Start of Data
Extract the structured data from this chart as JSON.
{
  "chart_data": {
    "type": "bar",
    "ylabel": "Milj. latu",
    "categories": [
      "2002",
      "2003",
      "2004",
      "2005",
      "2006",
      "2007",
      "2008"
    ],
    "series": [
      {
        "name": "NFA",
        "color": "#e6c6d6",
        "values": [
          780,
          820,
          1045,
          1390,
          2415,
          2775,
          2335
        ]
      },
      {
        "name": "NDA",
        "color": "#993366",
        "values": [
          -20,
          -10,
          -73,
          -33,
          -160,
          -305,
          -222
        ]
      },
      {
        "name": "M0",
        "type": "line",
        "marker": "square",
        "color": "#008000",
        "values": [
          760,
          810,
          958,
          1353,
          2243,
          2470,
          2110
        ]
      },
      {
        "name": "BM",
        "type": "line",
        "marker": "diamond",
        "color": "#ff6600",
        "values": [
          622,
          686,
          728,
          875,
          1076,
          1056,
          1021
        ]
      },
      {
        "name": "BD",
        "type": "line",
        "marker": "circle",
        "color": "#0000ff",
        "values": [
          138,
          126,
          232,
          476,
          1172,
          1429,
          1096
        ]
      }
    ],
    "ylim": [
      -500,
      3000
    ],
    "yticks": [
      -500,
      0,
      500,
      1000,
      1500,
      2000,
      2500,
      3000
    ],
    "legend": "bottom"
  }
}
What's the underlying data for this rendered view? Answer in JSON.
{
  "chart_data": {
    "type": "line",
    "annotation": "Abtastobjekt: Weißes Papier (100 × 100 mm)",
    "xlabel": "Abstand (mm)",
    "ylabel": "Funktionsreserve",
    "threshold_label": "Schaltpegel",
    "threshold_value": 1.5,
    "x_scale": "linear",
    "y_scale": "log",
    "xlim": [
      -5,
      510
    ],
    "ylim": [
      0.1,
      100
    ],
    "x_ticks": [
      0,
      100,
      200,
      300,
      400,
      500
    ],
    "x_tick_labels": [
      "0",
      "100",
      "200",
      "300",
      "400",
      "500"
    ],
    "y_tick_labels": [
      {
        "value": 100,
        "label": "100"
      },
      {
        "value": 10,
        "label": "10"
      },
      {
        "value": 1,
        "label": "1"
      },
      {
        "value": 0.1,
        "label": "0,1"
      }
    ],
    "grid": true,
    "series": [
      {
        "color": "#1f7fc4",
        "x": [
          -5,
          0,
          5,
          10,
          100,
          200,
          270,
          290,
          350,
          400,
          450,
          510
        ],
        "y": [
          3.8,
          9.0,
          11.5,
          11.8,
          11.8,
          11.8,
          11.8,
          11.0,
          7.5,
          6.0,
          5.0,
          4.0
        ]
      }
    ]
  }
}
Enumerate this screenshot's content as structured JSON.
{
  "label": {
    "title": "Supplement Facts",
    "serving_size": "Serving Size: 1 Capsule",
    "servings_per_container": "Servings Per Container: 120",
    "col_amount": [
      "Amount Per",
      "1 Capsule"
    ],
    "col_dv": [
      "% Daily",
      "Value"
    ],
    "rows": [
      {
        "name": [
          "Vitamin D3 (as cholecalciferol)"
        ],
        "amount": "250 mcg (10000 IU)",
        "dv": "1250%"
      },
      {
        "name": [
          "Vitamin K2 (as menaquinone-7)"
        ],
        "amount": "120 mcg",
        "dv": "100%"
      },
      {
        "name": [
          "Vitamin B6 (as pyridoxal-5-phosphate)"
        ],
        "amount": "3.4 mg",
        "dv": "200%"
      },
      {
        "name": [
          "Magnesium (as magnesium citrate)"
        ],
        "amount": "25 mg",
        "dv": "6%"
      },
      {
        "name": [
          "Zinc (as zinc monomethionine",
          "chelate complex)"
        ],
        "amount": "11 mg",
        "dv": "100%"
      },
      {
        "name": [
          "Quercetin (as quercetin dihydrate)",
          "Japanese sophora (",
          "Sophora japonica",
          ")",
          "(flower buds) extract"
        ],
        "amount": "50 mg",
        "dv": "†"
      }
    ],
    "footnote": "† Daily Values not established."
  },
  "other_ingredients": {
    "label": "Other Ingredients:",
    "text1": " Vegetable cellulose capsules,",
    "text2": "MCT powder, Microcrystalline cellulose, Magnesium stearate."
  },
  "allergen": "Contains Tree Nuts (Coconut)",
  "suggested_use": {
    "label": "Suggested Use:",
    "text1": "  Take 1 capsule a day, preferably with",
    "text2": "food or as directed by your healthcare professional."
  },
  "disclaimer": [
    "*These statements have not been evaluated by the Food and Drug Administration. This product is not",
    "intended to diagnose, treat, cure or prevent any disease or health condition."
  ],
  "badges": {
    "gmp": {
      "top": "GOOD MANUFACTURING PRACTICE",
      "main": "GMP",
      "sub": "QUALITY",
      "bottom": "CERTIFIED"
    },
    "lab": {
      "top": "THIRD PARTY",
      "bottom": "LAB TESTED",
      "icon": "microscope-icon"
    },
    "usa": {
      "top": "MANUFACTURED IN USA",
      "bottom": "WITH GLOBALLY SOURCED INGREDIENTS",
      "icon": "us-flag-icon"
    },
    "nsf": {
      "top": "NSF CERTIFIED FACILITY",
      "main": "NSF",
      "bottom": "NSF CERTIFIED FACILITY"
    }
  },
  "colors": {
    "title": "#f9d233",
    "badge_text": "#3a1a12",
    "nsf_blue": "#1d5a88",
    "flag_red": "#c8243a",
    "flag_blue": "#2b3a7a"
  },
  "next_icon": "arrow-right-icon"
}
End of Data
# Aim of the task:
Transcribe the material above in its entirety. Match it exactly.

# Answer for this exercise:
Extract the structured data from this chart as JSON.
{
  "chart_data": {
    "type": "bar",
    "ylabel": "Milj. latu",
    "categories": [
      "2002",
      "2003",
      "2004",
      "2005",
      "2006",
      "2007",
      "2008"
    ],
    "series": [
      {
        "name": "NFA",
        "color": "#e6c6d6",
        "values": [
          780,
          820,
          1045,
          1390,
          2415,
          2775,
          2335
        ]
      },
      {
        "name": "NDA",
        "color": "#993366",
        "values": [
          -20,
          -10,
          -73,
          -33,
          -160,
          -305,
          -222
        ]
      },
      {
        "name": "M0",
        "type": "line",
        "marker": "square",
        "color": "#008000",
        "values": [
          760,
          810,
          958,
          1353,
          2243,
          2470,
          2110
        ]
      },
      {
        "name": "BM",
        "type": "line",
        "marker": "diamond",
        "color": "#ff6600",
        "values": [
          622,
          686,
          728,
          875,
          1076,
          1056,
          1021
        ]
      },
      {
        "name": "BD",
        "type": "line",
        "marker": "circle",
        "color": "#0000ff",
        "values": [
          138,
          126,
          232,
          476,
          1172,
          1429,
          1096
        ]
      }
    ],
    "ylim": [
      -500,
      3000
    ],
    "yticks": [
      -500,
      0,
      500,
      1000,
      1500,
      2000,
      2500,
      3000
    ],
    "legend": "bottom"
  }
}
What's the underlying data for this rendered view? Answer in JSON.
{
  "chart_data": {
    "type": "line",
    "annotation": "Abtastobjekt: Weißes Papier (100 × 100 mm)",
    "xlabel": "Abstand (mm)",
    "ylabel": "Funktionsreserve",
    "threshold_label": "Schaltpegel",
    "threshold_value": 1.5,
    "x_scale": "linear",
    "y_scale": "log",
    "xlim": [
      -5,
      510
    ],
    "ylim": [
      0.1,
      100
    ],
    "x_ticks": [
      0,
      100,
      200,
      300,
      400,
      500
    ],
    "x_tick_labels": [
      "0",
      "100",
      "200",
      "300",
      "400",
      "500"
    ],
    "y_tick_labels": [
      {
        "value": 100,
        "label": "100"
      },
      {
        "value": 10,
        "label": "10"
      },
      {
        "value": 1,
        "label": "1"
      },
      {
        "value": 0.1,
        "label": "0,1"
      }
    ],
    "grid": true,
    "series": [
      {
        "color": "#1f7fc4",
        "x": [
          -5,
          0,
          5,
          10,
          100,
          200,
          270,
          290,
          350,
          400,
          450,
          510
        ],
        "y": [
          3.8,
          9.0,
          11.5,
          11.8,
          11.8,
          11.8,
          11.8,
          11.0,
          7.5,
          6.0,
          5.0,
          4.0
        ]
      }
    ]
  }
}
Enumerate this screenshot's content as structured JSON.
{
  "label": {
    "title": "Supplement Facts",
    "serving_size": "Serving Size: 1 Capsule",
    "servings_per_container": "Servings Per Container: 120",
    "col_amount": [
      "Amount Per",
      "1 Capsule"
    ],
    "col_dv": [
      "% Daily",
      "Value"
    ],
    "rows": [
      {
        "name": [
          "Vitamin D3 (as cholecalciferol)"
        ],
        "amount": "250 mcg (10000 IU)",
        "dv": "1250%"
      },
      {
        "name": [
          "Vitamin K2 (as menaquinone-7)"
        ],
        "amount": "120 mcg",
        "dv": "100%"
      },
      {
        "name": [
          "Vitamin B6 (as pyridoxal-5-phosphate)"
        ],
        "amount": "3.4 mg",
        "dv": "200%"
      },
      {
        "name": [
          "Magnesium (as magnesium citrate)"
        ],
        "amount": "25 mg",
        "dv": "6%"
      },
      {
        "name": [
          "Zinc (as zinc monomethionine",
          "chelate complex)"
        ],
        "amount": "11 mg",
        "dv": "100%"
      },
      {
        "name": [
          "Quercetin (as quercetin dihydrate)",
          "Japanese sophora (",
          "Sophora japonica",
          ")",
          "(flower buds) extract"
        ],
        "amount": "50 mg",
        "dv": "†"
      }
    ],
    "footnote": "† Daily Values not established."
  },
  "other_ingredients": {
    "label": "Other Ingredients:",
    "text1": " Vegetable cellulose capsules,",
    "text2": "MCT powder, Microcrystalline cellulose, Magnesium stearate."
  },
  "allergen": "Contains Tree Nuts (Coconut)",
  "suggested_use": {
    "label": "Suggested Use:",
    "text1": "  Take 1 capsule a day, preferably with",
    "text2": "food or as directed by your healthcare professional."
  },
  "disclaimer": [
    "*These statements have not been evaluated by the Food and Drug Administration. This product is not",
    "intended to diagnose, treat, cure or prevent any disease or health condition."
  ],
  "badges": {
    "gmp": {
      "top": "GOOD MANUFACTURING PRACTICE",
      "main": "GMP",
      "sub": "QUALITY",
      "bottom": "CERTIFIED"
    },
    "lab": {
      "top": "THIRD PARTY",
      "bottom": "LAB TESTED",
      "icon": "microscope-icon"
    },
    "usa": {
      "top": "MANUFACTURED IN USA",
      "bottom": "WITH GLOBALLY SOURCED INGREDIENTS",
      "icon": "us-flag-icon"
    },
    "nsf": {
      "top": "NSF CERTIFIED FACILITY",
      "main": "NSF",
      "bottom": "NSF CERTIFIED FACILITY"
    }
  },
  "colors": {
    "title": "#f9d233",
    "badge_text": "#3a1a12",
    "nsf_blue": "#1d5a88",
    "flag_red": "#c8243a",
    "flag_blue": "#2b3a7a"
  },
  "next_icon": "arrow-right-icon"
}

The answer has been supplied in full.